*** RECORDS SHOWN ***
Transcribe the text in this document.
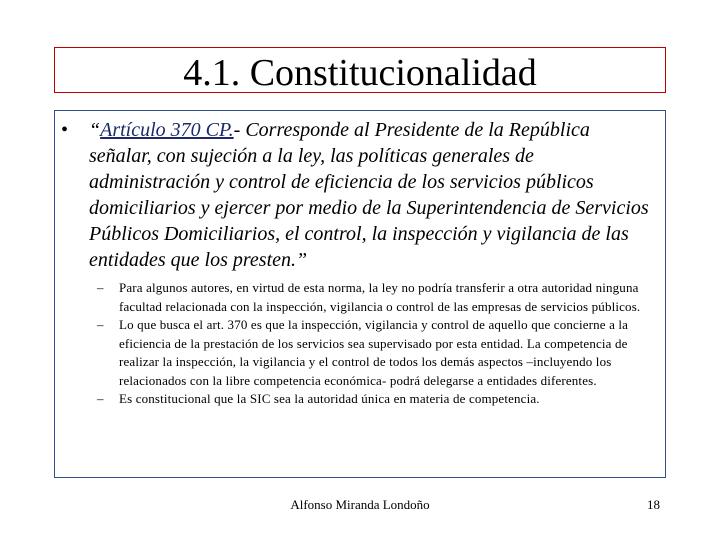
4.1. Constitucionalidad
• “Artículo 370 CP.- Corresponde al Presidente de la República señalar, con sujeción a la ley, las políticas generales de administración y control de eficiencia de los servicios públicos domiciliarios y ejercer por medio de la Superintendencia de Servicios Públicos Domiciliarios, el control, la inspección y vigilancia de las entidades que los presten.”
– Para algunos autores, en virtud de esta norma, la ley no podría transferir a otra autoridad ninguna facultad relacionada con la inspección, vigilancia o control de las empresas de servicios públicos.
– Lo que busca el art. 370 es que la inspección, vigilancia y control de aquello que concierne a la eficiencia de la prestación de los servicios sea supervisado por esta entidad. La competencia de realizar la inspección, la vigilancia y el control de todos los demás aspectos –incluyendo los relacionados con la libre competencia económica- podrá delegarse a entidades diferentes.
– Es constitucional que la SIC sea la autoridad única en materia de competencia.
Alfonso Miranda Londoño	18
***
*** RECORDS SHOWN ***
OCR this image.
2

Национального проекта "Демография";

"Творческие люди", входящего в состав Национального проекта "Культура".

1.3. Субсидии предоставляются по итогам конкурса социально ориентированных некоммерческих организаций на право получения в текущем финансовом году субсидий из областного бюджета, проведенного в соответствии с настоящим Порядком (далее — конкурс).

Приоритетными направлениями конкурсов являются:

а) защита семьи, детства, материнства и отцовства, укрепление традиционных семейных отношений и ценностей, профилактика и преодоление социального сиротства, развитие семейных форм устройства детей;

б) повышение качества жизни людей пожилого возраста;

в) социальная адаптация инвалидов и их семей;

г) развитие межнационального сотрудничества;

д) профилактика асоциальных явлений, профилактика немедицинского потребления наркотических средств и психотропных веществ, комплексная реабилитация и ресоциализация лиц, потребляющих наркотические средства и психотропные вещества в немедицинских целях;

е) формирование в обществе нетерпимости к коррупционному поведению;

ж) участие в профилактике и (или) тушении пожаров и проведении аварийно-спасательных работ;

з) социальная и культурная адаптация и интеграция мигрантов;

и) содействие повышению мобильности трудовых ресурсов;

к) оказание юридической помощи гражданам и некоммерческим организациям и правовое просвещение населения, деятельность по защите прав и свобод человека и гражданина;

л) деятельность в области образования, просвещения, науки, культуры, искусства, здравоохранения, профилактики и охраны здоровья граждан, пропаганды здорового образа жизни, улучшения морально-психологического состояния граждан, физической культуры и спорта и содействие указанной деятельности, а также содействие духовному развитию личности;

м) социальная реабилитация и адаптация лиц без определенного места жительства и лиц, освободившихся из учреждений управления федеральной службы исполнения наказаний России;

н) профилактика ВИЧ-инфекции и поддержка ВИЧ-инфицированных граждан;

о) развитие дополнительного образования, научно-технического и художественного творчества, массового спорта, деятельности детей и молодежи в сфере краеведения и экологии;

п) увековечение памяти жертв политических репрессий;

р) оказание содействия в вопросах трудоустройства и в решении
***
*** RECORDS SHOWN ***
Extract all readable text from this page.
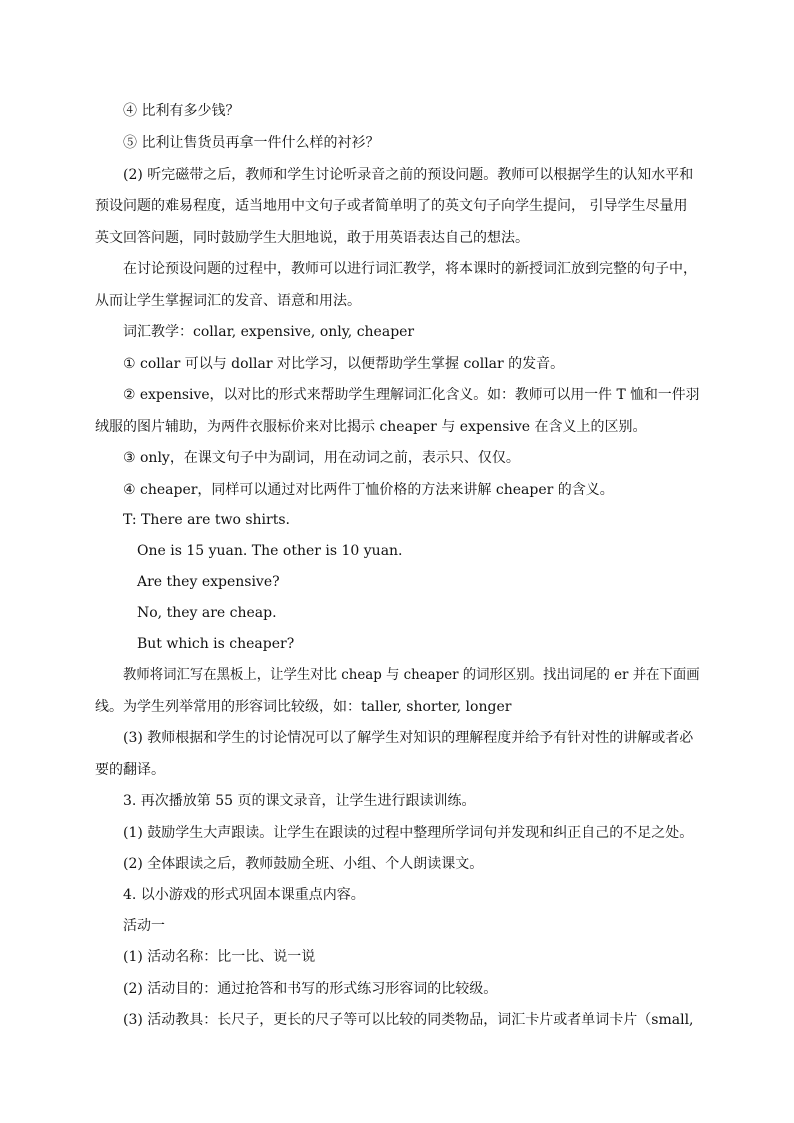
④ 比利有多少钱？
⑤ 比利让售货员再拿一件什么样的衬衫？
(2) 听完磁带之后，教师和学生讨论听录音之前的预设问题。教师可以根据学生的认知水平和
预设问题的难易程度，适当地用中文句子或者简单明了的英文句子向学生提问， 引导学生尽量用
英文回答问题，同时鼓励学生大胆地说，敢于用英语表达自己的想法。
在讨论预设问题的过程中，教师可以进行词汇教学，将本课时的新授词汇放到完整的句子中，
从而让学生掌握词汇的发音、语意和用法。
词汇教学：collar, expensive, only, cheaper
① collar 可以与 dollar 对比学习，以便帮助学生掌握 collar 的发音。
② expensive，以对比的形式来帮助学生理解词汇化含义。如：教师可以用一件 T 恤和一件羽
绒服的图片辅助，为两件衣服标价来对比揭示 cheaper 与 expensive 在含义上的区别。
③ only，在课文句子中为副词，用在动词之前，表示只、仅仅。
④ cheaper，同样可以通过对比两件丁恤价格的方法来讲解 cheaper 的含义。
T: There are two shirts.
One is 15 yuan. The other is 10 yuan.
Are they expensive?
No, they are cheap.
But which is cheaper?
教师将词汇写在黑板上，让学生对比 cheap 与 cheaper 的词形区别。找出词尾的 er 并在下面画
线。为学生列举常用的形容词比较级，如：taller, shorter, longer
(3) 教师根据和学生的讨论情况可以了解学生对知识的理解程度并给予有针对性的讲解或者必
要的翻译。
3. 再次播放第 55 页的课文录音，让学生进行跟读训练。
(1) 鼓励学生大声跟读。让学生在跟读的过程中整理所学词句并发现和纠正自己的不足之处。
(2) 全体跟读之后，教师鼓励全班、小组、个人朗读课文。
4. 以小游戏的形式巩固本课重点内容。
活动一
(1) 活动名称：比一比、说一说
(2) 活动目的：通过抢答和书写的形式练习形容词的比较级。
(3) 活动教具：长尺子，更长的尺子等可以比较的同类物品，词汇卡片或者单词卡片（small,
***
_WHAT IS REQUIRED_: Check the data for the word "cheaper" and pull out the lines that have it.

_SOLUTION TO THIS EXERCISE_:
词汇教学：collar, expensive, only, cheaper
绒服的图片辅助，为两件衣服标价来对比揭示 cheaper 与 expensive 在含义上的区别。
④ cheaper，同样可以通过对比两件丁恤价格的方法来讲解 cheaper 的含义。
But which is cheaper?
教师将词汇写在黑板上，让学生对比 cheap 与 cheaper 的词形区别。找出词尾的 er 并在下面画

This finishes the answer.